:: YOUR GOAL ::
In the items below, switch every "contour-level" to "contour-line" and reproduce the lines otherwise unchanged, leaving out the pictures.

:: SOURCE DATA ::
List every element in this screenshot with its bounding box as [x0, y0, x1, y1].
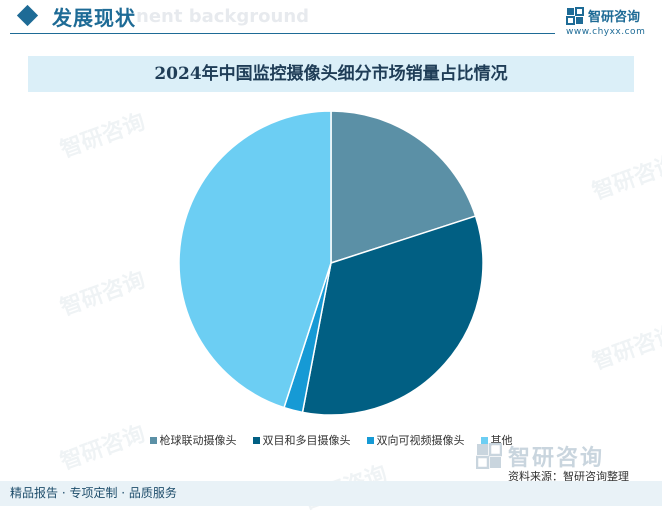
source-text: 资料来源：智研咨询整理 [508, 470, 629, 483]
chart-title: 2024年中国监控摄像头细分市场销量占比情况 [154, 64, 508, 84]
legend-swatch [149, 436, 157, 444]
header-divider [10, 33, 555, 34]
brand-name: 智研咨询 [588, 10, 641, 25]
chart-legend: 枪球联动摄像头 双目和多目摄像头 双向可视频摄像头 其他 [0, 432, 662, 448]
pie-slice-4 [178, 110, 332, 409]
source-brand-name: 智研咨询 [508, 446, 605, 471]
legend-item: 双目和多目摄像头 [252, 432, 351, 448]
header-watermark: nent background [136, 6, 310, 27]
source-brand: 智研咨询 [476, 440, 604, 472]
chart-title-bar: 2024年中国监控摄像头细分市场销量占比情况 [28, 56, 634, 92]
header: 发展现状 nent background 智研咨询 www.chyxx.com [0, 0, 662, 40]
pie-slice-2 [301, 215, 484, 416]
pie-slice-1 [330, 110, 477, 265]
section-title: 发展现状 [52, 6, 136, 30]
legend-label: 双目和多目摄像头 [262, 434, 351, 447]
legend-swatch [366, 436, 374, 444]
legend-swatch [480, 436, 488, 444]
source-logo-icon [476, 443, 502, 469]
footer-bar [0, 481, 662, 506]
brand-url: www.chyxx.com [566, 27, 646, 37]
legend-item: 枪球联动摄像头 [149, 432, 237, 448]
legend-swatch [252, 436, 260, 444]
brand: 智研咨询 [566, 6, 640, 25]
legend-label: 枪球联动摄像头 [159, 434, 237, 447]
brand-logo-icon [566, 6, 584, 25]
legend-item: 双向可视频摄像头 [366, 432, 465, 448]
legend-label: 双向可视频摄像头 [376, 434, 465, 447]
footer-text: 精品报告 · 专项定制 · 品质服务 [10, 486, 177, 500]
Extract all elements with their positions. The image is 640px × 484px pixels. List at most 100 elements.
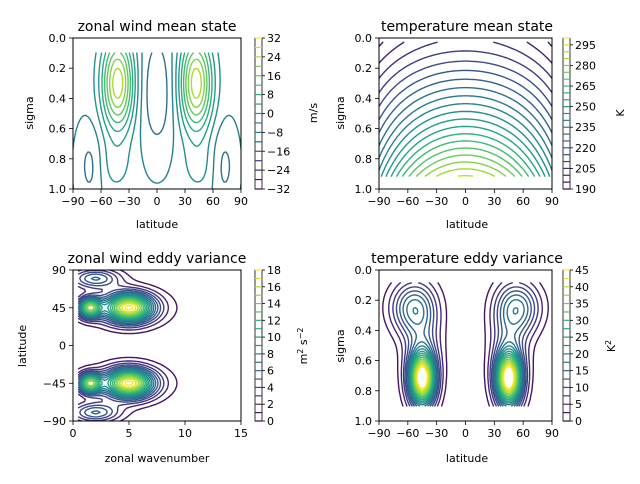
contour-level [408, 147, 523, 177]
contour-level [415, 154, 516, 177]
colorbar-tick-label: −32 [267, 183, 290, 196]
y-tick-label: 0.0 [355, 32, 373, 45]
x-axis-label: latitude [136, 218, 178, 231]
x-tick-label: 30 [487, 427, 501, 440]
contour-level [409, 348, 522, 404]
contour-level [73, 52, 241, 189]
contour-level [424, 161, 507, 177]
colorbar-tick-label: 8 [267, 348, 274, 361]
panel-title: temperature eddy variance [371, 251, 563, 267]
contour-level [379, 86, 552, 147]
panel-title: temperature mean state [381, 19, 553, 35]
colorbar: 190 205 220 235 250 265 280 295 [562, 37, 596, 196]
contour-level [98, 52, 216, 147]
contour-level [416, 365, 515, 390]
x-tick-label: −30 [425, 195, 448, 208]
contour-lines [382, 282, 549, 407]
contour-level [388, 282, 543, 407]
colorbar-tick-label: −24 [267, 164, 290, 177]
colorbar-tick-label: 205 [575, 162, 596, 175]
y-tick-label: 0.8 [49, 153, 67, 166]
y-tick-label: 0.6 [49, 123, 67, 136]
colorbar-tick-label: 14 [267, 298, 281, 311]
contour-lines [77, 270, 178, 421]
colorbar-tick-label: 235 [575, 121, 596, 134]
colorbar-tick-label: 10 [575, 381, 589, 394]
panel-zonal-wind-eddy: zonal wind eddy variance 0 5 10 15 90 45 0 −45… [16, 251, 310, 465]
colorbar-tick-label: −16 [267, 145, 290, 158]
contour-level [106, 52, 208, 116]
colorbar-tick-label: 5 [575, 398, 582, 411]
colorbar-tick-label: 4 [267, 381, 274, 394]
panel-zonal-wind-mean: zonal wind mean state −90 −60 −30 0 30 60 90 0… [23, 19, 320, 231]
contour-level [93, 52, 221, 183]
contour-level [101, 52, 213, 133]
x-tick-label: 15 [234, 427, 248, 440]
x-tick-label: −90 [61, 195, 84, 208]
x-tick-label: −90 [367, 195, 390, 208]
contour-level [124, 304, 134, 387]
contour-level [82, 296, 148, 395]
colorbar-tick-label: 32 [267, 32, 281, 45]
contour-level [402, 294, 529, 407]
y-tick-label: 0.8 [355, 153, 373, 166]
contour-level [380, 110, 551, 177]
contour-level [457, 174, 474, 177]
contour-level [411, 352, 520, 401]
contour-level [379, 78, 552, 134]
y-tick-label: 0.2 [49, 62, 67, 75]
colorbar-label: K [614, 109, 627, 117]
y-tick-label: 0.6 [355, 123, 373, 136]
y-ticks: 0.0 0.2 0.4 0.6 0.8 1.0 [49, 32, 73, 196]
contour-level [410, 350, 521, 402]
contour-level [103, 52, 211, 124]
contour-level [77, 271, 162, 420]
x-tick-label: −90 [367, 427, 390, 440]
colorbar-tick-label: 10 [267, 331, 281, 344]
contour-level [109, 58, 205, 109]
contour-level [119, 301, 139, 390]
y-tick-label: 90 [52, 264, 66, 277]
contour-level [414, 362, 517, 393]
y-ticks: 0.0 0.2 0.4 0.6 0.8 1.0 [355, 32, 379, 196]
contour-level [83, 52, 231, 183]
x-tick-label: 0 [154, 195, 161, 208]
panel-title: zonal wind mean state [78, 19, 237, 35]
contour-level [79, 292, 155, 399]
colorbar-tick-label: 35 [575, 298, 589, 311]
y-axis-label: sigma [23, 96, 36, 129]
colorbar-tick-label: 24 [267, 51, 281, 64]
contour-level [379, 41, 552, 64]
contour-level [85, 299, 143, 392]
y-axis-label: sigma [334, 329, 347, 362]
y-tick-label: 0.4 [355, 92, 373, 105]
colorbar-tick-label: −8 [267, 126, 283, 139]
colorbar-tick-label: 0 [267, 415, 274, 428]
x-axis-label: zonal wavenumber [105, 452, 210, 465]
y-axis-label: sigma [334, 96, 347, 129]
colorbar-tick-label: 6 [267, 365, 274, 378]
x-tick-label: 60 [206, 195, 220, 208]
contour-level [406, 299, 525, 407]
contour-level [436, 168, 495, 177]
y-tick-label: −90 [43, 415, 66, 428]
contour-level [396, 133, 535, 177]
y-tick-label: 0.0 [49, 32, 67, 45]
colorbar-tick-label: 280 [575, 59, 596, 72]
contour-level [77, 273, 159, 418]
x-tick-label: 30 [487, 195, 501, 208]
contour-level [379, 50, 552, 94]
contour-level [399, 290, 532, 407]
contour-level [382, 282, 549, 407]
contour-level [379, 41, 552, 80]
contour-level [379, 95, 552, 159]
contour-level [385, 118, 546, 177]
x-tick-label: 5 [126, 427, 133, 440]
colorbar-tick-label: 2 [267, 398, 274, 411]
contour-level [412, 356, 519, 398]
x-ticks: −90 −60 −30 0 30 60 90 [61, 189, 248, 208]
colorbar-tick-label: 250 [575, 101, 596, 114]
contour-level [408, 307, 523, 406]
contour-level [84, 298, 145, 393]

:: THE RESPONSE ::
List every element in this screenshot with its bounding box as [x0, y0, x1, y1].
source-text: 资料来源：智研咨询整理 [508, 470, 629, 483]
chart-title: 2024年中国监控摄像头细分市场销量占比情况 [154, 64, 508, 84]
legend-swatch [149, 436, 157, 444]
header-divider [10, 33, 555, 34]
brand-name: 智研咨询 [588, 10, 641, 25]
chart-legend: 枪球联动摄像头 双目和多目摄像头 双向可视频摄像头 其他 [0, 432, 662, 448]
pie-slice-4 [178, 110, 332, 409]
source-brand-name: 智研咨询 [508, 446, 605, 471]
legend-item: 双目和多目摄像头 [252, 432, 351, 448]
header-watermark: nent background [136, 6, 310, 27]
source-brand: 智研咨询 [476, 440, 604, 472]
chart-title-bar: 2024年中国监控摄像头细分市场销量占比情况 [28, 56, 634, 92]
header: 发展现状 nent background 智研咨询 www.chyxx.com [0, 0, 662, 40]
pie-slice-2 [301, 215, 484, 416]
pie-slice-1 [330, 110, 477, 265]
section-title: 发展现状 [52, 6, 136, 30]
legend-label: 双目和多目摄像头 [262, 434, 351, 447]
legend-swatch [366, 436, 374, 444]
legend-swatch [480, 436, 488, 444]
source-logo-icon [476, 443, 502, 469]
footer-bar [0, 481, 662, 506]
brand-url: www.chyxx.com [566, 27, 646, 37]
legend-item: 枪球联动摄像头 [149, 432, 237, 448]
legend-swatch [252, 436, 260, 444]
brand: 智研咨询 [566, 6, 640, 25]
legend-label: 枪球联动摄像头 [159, 434, 237, 447]
brand-logo-icon [566, 6, 584, 25]
legend-item: 双向可视频摄像头 [366, 432, 465, 448]
legend-label: 双向可视频摄像头 [376, 434, 465, 447]
footer-text: 精品报告 · 专项定制 · 品质服务 [10, 486, 177, 500]
Extract all elements with their positions. The image is 640px × 484px pixels. List at most 100 elements.
contour-line [408, 147, 523, 177]
contour-line [415, 154, 516, 177]
colorbar-tick-label: −32 [267, 183, 290, 196]
y-tick-label: 0.0 [355, 32, 373, 45]
x-axis-label: latitude [136, 218, 178, 231]
x-tick-label: 30 [487, 427, 501, 440]
contour-line [409, 348, 522, 404]
contour-line [73, 52, 241, 189]
contour-line [424, 161, 507, 177]
colorbar-tick-label: 8 [267, 348, 274, 361]
panel-title: temperature eddy variance [371, 251, 563, 267]
contour-line [379, 86, 552, 147]
panel-title: temperature mean state [381, 19, 553, 35]
colorbar: 190 205 220 235 250 265 280 295 [562, 37, 596, 196]
contour-line [98, 52, 216, 147]
contour-line [416, 365, 515, 390]
x-tick-label: −30 [425, 195, 448, 208]
contour-lines [382, 282, 549, 407]
contour-line [388, 282, 543, 407]
colorbar-tick-label: −24 [267, 164, 290, 177]
colorbar-tick-label: 205 [575, 162, 596, 175]
y-tick-label: 0.8 [49, 153, 67, 166]
y-tick-label: 0.6 [49, 123, 67, 136]
colorbar-tick-label: 14 [267, 298, 281, 311]
contour-lines [77, 270, 178, 421]
colorbar-tick-label: 235 [575, 121, 596, 134]
colorbar-tick-label: 10 [575, 381, 589, 394]
panel-zonal-wind-eddy: zonal wind eddy variance 0 5 10 15 90 45 0 −45… [16, 251, 310, 465]
colorbar-tick-label: −16 [267, 145, 290, 158]
contour-line [106, 52, 208, 116]
colorbar-tick-label: 5 [575, 398, 582, 411]
colorbar-tick-label: 4 [267, 381, 274, 394]
panel-zonal-wind-mean: zonal wind mean state −90 −60 −30 0 30 60 90 0… [23, 19, 320, 231]
contour-line [93, 52, 221, 183]
contour-line [101, 52, 213, 133]
x-tick-label: 15 [234, 427, 248, 440]
x-tick-label: −90 [61, 195, 84, 208]
x-tick-label: −90 [367, 195, 390, 208]
contour-line [124, 304, 134, 387]
contour-line [82, 296, 148, 395]
colorbar-tick-label: 32 [267, 32, 281, 45]
contour-line [402, 294, 529, 407]
y-tick-label: 0.8 [355, 153, 373, 166]
contour-line [380, 110, 551, 177]
contour-line [457, 174, 474, 177]
contour-line [411, 352, 520, 401]
contour-line [379, 78, 552, 134]
y-tick-label: 0.2 [49, 62, 67, 75]
colorbar-label: K [614, 109, 627, 117]
y-tick-label: 0.6 [355, 123, 373, 136]
y-ticks: 0.0 0.2 0.4 0.6 0.8 1.0 [49, 32, 73, 196]
contour-line [410, 350, 521, 402]
contour-line [103, 52, 211, 124]
contour-line [77, 271, 162, 420]
x-tick-label: −90 [367, 427, 390, 440]
colorbar-tick-label: 10 [267, 331, 281, 344]
contour-line [109, 58, 205, 109]
contour-line [119, 301, 139, 390]
y-tick-label: 90 [52, 264, 66, 277]
contour-line [414, 362, 517, 393]
y-ticks: 0.0 0.2 0.4 0.6 0.8 1.0 [355, 32, 379, 196]
contour-line [83, 52, 231, 183]
x-tick-label: 0 [154, 195, 161, 208]
panel-title: zonal wind mean state [78, 19, 237, 35]
contour-line [79, 292, 155, 399]
colorbar-tick-label: 35 [575, 298, 589, 311]
y-axis-label: sigma [23, 96, 36, 129]
colorbar-tick-label: 24 [267, 51, 281, 64]
contour-line [379, 41, 552, 64]
contour-line [85, 299, 143, 392]
y-axis-label: sigma [334, 329, 347, 362]
y-tick-label: 0.4 [355, 92, 373, 105]
colorbar-tick-label: −8 [267, 126, 283, 139]
colorbar-tick-label: 0 [267, 415, 274, 428]
x-axis-label: zonal wavenumber [105, 452, 210, 465]
y-axis-label: sigma [334, 96, 347, 129]
colorbar-tick-label: 6 [267, 365, 274, 378]
x-tick-label: 60 [206, 195, 220, 208]
contour-line [406, 299, 525, 407]
contour-line [436, 168, 495, 177]
y-tick-label: −90 [43, 415, 66, 428]
contour-line [396, 133, 535, 177]
y-tick-label: 0.0 [49, 32, 67, 45]
colorbar-tick-label: 280 [575, 59, 596, 72]
contour-line [77, 273, 159, 418]
x-tick-label: 30 [487, 195, 501, 208]
contour-line [379, 50, 552, 94]
contour-line [399, 290, 532, 407]
contour-line [382, 282, 549, 407]
contour-line [379, 41, 552, 80]
contour-line [379, 95, 552, 159]
contour-line [385, 118, 546, 177]
x-tick-label: 5 [126, 427, 133, 440]
colorbar-tick-label: 2 [267, 398, 274, 411]
contour-line [412, 356, 519, 398]
x-ticks: −90 −60 −30 0 30 60 90 [61, 189, 248, 208]
colorbar-tick-label: 250 [575, 101, 596, 114]
contour-line [408, 307, 523, 406]
contour-line [84, 298, 145, 393]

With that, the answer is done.